--- start ---
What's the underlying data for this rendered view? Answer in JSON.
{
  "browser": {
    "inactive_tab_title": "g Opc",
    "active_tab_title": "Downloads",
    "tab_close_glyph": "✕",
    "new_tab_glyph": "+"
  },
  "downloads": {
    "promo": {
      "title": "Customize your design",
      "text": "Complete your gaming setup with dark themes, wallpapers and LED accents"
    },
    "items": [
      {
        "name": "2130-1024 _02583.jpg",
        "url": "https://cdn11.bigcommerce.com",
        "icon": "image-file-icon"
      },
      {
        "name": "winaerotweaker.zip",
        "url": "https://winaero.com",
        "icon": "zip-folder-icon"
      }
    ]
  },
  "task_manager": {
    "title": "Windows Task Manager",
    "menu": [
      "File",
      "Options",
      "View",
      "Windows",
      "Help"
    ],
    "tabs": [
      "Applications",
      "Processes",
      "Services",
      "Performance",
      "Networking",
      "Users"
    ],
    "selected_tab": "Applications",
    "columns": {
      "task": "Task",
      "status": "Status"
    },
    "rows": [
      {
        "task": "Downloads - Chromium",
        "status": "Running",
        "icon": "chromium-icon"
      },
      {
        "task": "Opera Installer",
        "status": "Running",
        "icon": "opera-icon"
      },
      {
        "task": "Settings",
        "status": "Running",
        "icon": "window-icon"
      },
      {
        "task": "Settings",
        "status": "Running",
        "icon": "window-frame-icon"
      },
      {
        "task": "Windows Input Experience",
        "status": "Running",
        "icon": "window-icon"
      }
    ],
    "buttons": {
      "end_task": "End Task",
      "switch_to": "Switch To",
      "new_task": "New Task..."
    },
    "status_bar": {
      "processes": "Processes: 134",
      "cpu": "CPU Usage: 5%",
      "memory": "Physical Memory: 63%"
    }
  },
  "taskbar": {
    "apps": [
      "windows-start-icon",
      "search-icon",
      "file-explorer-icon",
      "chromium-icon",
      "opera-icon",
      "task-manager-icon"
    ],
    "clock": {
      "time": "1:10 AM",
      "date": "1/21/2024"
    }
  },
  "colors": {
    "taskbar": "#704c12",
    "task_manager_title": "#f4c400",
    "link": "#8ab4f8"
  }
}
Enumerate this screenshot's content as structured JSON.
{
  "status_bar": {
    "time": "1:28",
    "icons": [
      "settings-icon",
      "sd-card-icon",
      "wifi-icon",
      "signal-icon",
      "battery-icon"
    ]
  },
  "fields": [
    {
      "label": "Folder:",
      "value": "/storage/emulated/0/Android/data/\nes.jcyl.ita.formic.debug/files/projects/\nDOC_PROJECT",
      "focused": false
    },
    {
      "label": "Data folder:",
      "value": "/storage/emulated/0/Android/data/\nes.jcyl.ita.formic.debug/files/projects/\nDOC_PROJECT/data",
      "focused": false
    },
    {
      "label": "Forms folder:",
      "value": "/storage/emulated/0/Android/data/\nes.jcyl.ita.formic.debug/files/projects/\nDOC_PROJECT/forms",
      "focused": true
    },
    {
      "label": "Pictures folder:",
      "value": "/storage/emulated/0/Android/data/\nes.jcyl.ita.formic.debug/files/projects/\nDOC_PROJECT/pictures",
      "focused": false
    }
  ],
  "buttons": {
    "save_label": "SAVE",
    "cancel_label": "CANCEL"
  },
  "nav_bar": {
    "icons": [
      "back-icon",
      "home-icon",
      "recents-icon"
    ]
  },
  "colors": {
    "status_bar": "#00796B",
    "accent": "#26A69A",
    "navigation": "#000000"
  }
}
--- end ---
_Exercise requirements:_
Output the listing above word for word.

_Finished exercise:_
What's the underlying data for this rendered view? Answer in JSON.
{
  "browser": {
    "inactive_tab_title": "g Opc",
    "active_tab_title": "Downloads",
    "tab_close_glyph": "✕",
    "new_tab_glyph": "+"
  },
  "downloads": {
    "promo": {
      "title": "Customize your design",
      "text": "Complete your gaming setup with dark themes, wallpapers and LED accents"
    },
    "items": [
      {
        "name": "2130-1024 _02583.jpg",
        "url": "https://cdn11.bigcommerce.com",
        "icon": "image-file-icon"
      },
      {
        "name": "winaerotweaker.zip",
        "url": "https://winaero.com",
        "icon": "zip-folder-icon"
      }
    ]
  },
  "task_manager": {
    "title": "Windows Task Manager",
    "menu": [
      "File",
      "Options",
      "View",
      "Windows",
      "Help"
    ],
    "tabs": [
      "Applications",
      "Processes",
      "Services",
      "Performance",
      "Networking",
      "Users"
    ],
    "selected_tab": "Applications",
    "columns": {
      "task": "Task",
      "status": "Status"
    },
    "rows": [
      {
        "task": "Downloads - Chromium",
        "status": "Running",
        "icon": "chromium-icon"
      },
      {
        "task": "Opera Installer",
        "status": "Running",
        "icon": "opera-icon"
      },
      {
        "task": "Settings",
        "status": "Running",
        "icon": "window-icon"
      },
      {
        "task": "Settings",
        "status": "Running",
        "icon": "window-frame-icon"
      },
      {
        "task": "Windows Input Experience",
        "status": "Running",
        "icon": "window-icon"
      }
    ],
    "buttons": {
      "end_task": "End Task",
      "switch_to": "Switch To",
      "new_task": "New Task..."
    },
    "status_bar": {
      "processes": "Processes: 134",
      "cpu": "CPU Usage: 5%",
      "memory": "Physical Memory: 63%"
    }
  },
  "taskbar": {
    "apps": [
      "windows-start-icon",
      "search-icon",
      "file-explorer-icon",
      "chromium-icon",
      "opera-icon",
      "task-manager-icon"
    ],
    "clock": {
      "time": "1:10 AM",
      "date": "1/21/2024"
    }
  },
  "colors": {
    "taskbar": "#704c12",
    "task_manager_title": "#f4c400",
    "link": "#8ab4f8"
  }
}
Enumerate this screenshot's content as structured JSON.
{
  "status_bar": {
    "time": "1:28",
    "icons": [
      "settings-icon",
      "sd-card-icon",
      "wifi-icon",
      "signal-icon",
      "battery-icon"
    ]
  },
  "fields": [
    {
      "label": "Folder:",
      "value": "/storage/emulated/0/Android/data/\nes.jcyl.ita.formic.debug/files/projects/\nDOC_PROJECT",
      "focused": false
    },
    {
      "label": "Data folder:",
      "value": "/storage/emulated/0/Android/data/\nes.jcyl.ita.formic.debug/files/projects/\nDOC_PROJECT/data",
      "focused": false
    },
    {
      "label": "Forms folder:",
      "value": "/storage/emulated/0/Android/data/\nes.jcyl.ita.formic.debug/files/projects/\nDOC_PROJECT/forms",
      "focused": true
    },
    {
      "label": "Pictures folder:",
      "value": "/storage/emulated/0/Android/data/\nes.jcyl.ita.formic.debug/files/projects/\nDOC_PROJECT/pictures",
      "focused": false
    }
  ],
  "buttons": {
    "save_label": "SAVE",
    "cancel_label": "CANCEL"
  },
  "nav_bar": {
    "icons": [
      "back-icon",
      "home-icon",
      "recents-icon"
    ]
  },
  "colors": {
    "status_bar": "#00796B",
    "accent": "#26A69A",
    "navigation": "#000000"
  }
}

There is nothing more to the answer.